* **PROMPT**
Where an entry contains an image, leave the image out; restate everything else exactly.

Top of GIVEN DATA

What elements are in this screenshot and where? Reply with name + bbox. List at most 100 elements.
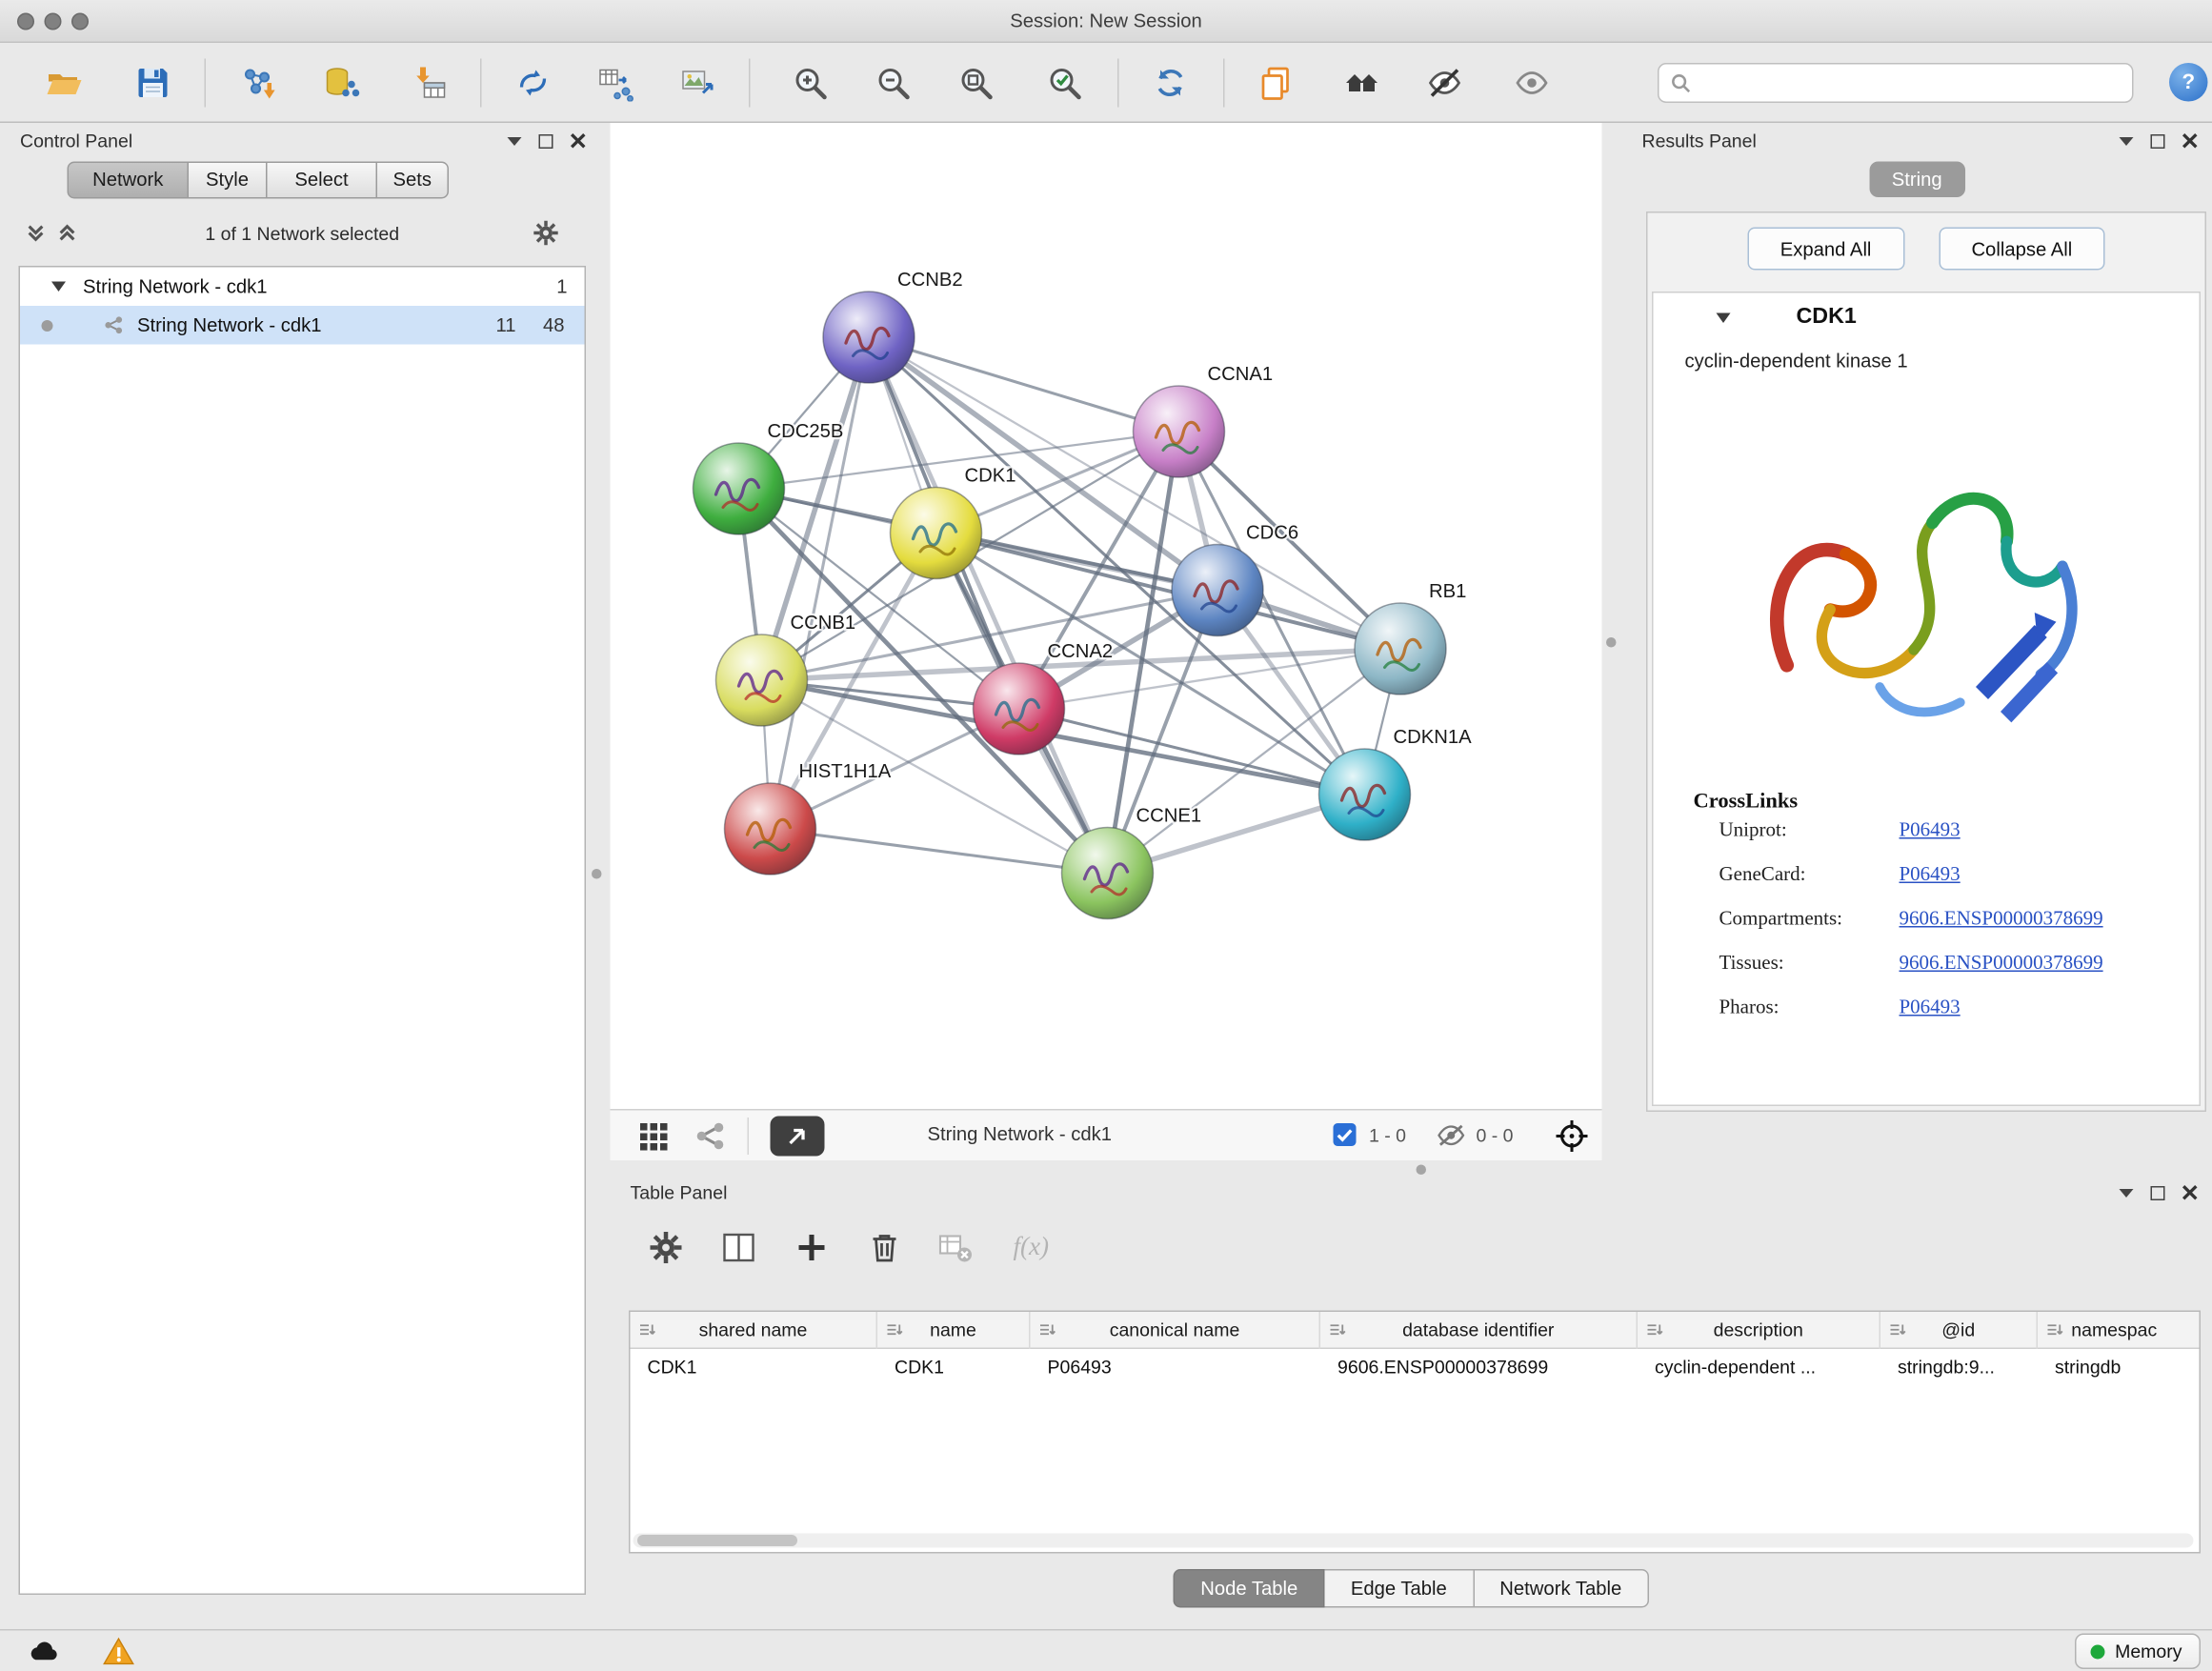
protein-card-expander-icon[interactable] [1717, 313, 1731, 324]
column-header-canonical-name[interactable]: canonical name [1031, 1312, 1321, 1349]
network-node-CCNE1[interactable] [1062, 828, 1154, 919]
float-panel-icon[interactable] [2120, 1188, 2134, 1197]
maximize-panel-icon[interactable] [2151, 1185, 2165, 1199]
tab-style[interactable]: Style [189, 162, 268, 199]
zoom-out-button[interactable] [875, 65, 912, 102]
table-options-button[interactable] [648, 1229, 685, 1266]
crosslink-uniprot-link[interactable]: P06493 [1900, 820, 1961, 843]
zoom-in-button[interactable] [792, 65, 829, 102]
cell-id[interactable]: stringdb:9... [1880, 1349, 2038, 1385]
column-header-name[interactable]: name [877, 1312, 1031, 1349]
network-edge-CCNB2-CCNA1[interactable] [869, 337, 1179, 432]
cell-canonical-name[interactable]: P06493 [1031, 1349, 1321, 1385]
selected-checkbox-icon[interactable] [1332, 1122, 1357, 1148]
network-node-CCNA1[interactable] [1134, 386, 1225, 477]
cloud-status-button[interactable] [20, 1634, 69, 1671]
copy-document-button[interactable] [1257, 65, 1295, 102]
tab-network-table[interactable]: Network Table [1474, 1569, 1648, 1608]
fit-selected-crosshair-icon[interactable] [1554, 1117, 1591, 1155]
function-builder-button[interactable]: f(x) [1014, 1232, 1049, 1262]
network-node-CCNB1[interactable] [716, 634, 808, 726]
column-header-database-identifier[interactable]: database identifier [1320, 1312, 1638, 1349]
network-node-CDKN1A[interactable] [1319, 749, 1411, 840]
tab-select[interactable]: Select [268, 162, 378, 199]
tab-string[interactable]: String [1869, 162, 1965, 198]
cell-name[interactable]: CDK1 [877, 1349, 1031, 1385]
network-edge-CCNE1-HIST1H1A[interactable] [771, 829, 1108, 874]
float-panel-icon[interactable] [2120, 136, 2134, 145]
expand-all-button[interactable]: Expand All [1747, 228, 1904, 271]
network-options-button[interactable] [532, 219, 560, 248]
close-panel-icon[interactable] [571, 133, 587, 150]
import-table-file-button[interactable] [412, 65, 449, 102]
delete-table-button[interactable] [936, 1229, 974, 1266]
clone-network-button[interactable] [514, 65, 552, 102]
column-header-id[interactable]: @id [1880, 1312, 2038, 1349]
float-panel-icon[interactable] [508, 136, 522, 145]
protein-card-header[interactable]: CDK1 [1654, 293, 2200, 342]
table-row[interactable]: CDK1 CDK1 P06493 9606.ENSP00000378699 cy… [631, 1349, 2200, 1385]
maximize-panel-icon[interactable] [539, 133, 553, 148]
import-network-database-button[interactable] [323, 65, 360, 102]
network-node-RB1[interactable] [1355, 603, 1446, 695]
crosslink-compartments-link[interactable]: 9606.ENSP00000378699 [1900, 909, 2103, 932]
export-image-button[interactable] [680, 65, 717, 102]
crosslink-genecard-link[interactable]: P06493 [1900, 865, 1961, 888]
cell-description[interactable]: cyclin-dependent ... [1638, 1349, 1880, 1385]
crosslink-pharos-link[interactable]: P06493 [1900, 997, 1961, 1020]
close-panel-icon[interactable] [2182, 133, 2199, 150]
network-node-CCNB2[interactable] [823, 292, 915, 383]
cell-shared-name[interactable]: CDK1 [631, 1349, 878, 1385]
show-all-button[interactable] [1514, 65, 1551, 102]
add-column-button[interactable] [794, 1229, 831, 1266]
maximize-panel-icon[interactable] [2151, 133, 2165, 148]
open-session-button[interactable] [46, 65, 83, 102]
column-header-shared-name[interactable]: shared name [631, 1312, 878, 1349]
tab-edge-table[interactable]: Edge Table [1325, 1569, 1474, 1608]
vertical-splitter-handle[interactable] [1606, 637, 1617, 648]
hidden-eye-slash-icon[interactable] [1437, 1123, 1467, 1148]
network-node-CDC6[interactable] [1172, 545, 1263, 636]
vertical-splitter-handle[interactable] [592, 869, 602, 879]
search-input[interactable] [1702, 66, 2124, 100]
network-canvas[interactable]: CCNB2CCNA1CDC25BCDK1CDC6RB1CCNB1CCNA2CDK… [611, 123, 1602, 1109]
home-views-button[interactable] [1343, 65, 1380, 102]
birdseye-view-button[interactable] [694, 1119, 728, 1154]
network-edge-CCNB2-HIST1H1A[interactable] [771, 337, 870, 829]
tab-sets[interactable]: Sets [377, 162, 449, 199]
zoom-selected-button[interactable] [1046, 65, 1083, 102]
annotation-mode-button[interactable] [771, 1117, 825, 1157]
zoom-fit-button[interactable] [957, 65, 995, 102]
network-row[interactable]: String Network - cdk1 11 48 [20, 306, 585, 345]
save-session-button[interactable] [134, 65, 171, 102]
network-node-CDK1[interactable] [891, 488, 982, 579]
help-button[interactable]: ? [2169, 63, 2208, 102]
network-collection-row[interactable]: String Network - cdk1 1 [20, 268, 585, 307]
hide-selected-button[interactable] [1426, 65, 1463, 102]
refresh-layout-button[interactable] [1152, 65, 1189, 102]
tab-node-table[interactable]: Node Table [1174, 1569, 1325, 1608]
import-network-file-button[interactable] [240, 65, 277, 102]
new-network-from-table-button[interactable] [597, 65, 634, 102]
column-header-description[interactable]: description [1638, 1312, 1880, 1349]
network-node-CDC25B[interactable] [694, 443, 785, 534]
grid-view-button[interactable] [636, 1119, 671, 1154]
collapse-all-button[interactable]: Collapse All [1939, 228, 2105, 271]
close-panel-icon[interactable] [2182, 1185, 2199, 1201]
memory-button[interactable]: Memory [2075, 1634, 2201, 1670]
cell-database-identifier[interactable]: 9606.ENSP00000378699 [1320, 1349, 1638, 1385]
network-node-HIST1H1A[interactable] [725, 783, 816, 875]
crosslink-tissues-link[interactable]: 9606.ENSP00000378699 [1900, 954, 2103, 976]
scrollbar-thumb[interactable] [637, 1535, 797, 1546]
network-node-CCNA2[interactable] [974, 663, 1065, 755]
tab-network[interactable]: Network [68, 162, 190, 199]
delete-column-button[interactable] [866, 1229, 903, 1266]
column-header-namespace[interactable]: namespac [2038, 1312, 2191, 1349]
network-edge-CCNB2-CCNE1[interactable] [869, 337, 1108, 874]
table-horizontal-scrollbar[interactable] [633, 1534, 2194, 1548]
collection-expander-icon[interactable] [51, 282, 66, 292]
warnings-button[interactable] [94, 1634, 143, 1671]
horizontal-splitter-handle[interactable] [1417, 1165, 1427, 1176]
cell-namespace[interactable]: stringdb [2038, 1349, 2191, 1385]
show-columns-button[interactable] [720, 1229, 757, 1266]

Bottom of GIVEN DATA

* **ANSWER BOX**
What elements are in this screenshot and where? Reply with name + bbox. List at most 100 elements.
protein-card-expander-icon[interactable] [1717, 313, 1731, 324]
column-header-canonical-name[interactable]: canonical name [1031, 1312, 1321, 1349]
network-node-CCNE1[interactable] [1062, 828, 1154, 919]
float-panel-icon[interactable] [2120, 1188, 2134, 1197]
maximize-panel-icon[interactable] [2151, 1185, 2165, 1199]
tab-style[interactable]: Style [189, 162, 268, 199]
zoom-out-button[interactable] [875, 65, 912, 102]
table-options-button[interactable] [648, 1229, 685, 1266]
crosslink-uniprot-link[interactable]: P06493 [1900, 820, 1961, 843]
zoom-in-button[interactable] [792, 65, 829, 102]
cell-id[interactable]: stringdb:9... [1880, 1349, 2038, 1385]
column-header-name[interactable]: name [877, 1312, 1031, 1349]
network-edge-CCNB2-CCNA1[interactable] [869, 337, 1179, 432]
cell-canonical-name[interactable]: P06493 [1031, 1349, 1321, 1385]
selected-checkbox-icon[interactable] [1332, 1122, 1357, 1148]
network-node-CCNA1[interactable] [1134, 386, 1225, 477]
cloud-status-button[interactable] [20, 1634, 69, 1671]
copy-document-button[interactable] [1257, 65, 1295, 102]
tab-network-table[interactable]: Network Table [1474, 1569, 1648, 1608]
fit-selected-crosshair-icon[interactable] [1554, 1117, 1591, 1155]
function-builder-button[interactable]: f(x) [1014, 1232, 1049, 1262]
network-node-CCNB1[interactable] [716, 634, 808, 726]
column-header-database-identifier[interactable]: database identifier [1320, 1312, 1638, 1349]
network-node-CDKN1A[interactable] [1319, 749, 1411, 840]
tab-select[interactable]: Select [268, 162, 378, 199]
tab-string[interactable]: String [1869, 162, 1965, 198]
cell-name[interactable]: CDK1 [877, 1349, 1031, 1385]
network-edge-CCNE1-HIST1H1A[interactable] [771, 829, 1108, 874]
float-panel-icon[interactable] [2120, 136, 2134, 145]
expand-all-button[interactable]: Expand All [1747, 228, 1904, 271]
network-options-button[interactable] [532, 219, 560, 248]
close-panel-icon[interactable] [571, 133, 587, 150]
import-table-file-button[interactable] [412, 65, 449, 102]
delete-table-button[interactable] [936, 1229, 974, 1266]
clone-network-button[interactable] [514, 65, 552, 102]
column-header-id[interactable]: @id [1880, 1312, 2038, 1349]
float-panel-icon[interactable] [508, 136, 522, 145]
protein-card-header[interactable]: CDK1 [1654, 293, 2200, 342]
table-row[interactable]: CDK1 CDK1 P06493 9606.ENSP00000378699 cy… [631, 1349, 2200, 1385]
maximize-panel-icon[interactable] [539, 133, 553, 148]
import-network-database-button[interactable] [323, 65, 360, 102]
network-node-RB1[interactable] [1355, 603, 1446, 695]
crosslink-compartments-link[interactable]: 9606.ENSP00000378699 [1900, 909, 2103, 932]
export-image-button[interactable] [680, 65, 717, 102]
crosslink-genecard-link[interactable]: P06493 [1900, 865, 1961, 888]
cell-description[interactable]: cyclin-dependent ... [1638, 1349, 1880, 1385]
crosslink-pharos-link[interactable]: P06493 [1900, 997, 1961, 1020]
close-panel-icon[interactable] [2182, 133, 2199, 150]
network-node-CCNB2[interactable] [823, 292, 915, 383]
cell-shared-name[interactable]: CDK1 [631, 1349, 878, 1385]
show-all-button[interactable] [1514, 65, 1551, 102]
add-column-button[interactable] [794, 1229, 831, 1266]
maximize-panel-icon[interactable] [2151, 133, 2165, 148]
open-session-button[interactable] [46, 65, 83, 102]
column-header-shared-name[interactable]: shared name [631, 1312, 878, 1349]
tab-edge-table[interactable]: Edge Table [1325, 1569, 1474, 1608]
vertical-splitter-handle[interactable] [1606, 637, 1617, 648]
hidden-eye-slash-icon[interactable] [1437, 1123, 1467, 1148]
network-node-CDC6[interactable] [1172, 545, 1263, 636]
vertical-splitter-handle[interactable] [592, 869, 602, 879]
search-input[interactable] [1702, 66, 2124, 100]
network-canvas[interactable]: CCNB2CCNA1CDC25BCDK1CDC6RB1CCNB1CCNA2CDK… [611, 123, 1602, 1109]
home-views-button[interactable] [1343, 65, 1380, 102]
birdseye-view-button[interactable] [694, 1119, 728, 1154]
network-edge-CCNB2-HIST1H1A[interactable] [771, 337, 870, 829]
tab-sets[interactable]: Sets [377, 162, 449, 199]
zoom-selected-button[interactable] [1046, 65, 1083, 102]
annotation-mode-button[interactable] [771, 1117, 825, 1157]
zoom-fit-button[interactable] [957, 65, 995, 102]
network-row[interactable]: String Network - cdk1 11 48 [20, 306, 585, 345]
save-session-button[interactable] [134, 65, 171, 102]
network-node-CDK1[interactable] [891, 488, 982, 579]
help-button[interactable]: ? [2169, 63, 2208, 102]
network-collection-row[interactable]: String Network - cdk1 1 [20, 268, 585, 307]
hide-selected-button[interactable] [1426, 65, 1463, 102]
refresh-layout-button[interactable] [1152, 65, 1189, 102]
tab-node-table[interactable]: Node Table [1174, 1569, 1325, 1608]
import-network-file-button[interactable] [240, 65, 277, 102]
new-network-from-table-button[interactable] [597, 65, 634, 102]
column-header-description[interactable]: description [1638, 1312, 1880, 1349]
network-node-CDC25B[interactable] [694, 443, 785, 534]
grid-view-button[interactable] [636, 1119, 671, 1154]
collapse-all-button[interactable]: Collapse All [1939, 228, 2105, 271]
close-panel-icon[interactable] [2182, 1185, 2199, 1201]
memory-button[interactable]: Memory [2075, 1634, 2201, 1670]
cell-database-identifier[interactable]: 9606.ENSP00000378699 [1320, 1349, 1638, 1385]
network-node-HIST1H1A[interactable] [725, 783, 816, 875]
crosslink-tissues-link[interactable]: 9606.ENSP00000378699 [1900, 954, 2103, 976]
scrollbar-thumb[interactable] [637, 1535, 797, 1546]
network-node-CCNA2[interactable] [974, 663, 1065, 755]
tab-network[interactable]: Network [68, 162, 190, 199]
delete-column-button[interactable] [866, 1229, 903, 1266]
column-header-namespace[interactable]: namespac [2038, 1312, 2191, 1349]
network-edge-CCNB2-CCNE1[interactable] [869, 337, 1108, 874]
table-horizontal-scrollbar[interactable] [633, 1534, 2194, 1548]
collection-expander-icon[interactable] [51, 282, 66, 292]
warnings-button[interactable] [94, 1634, 143, 1671]
horizontal-splitter-handle[interactable] [1417, 1165, 1427, 1176]
cell-namespace[interactable]: stringdb [2038, 1349, 2191, 1385]
show-columns-button[interactable] [720, 1229, 757, 1266]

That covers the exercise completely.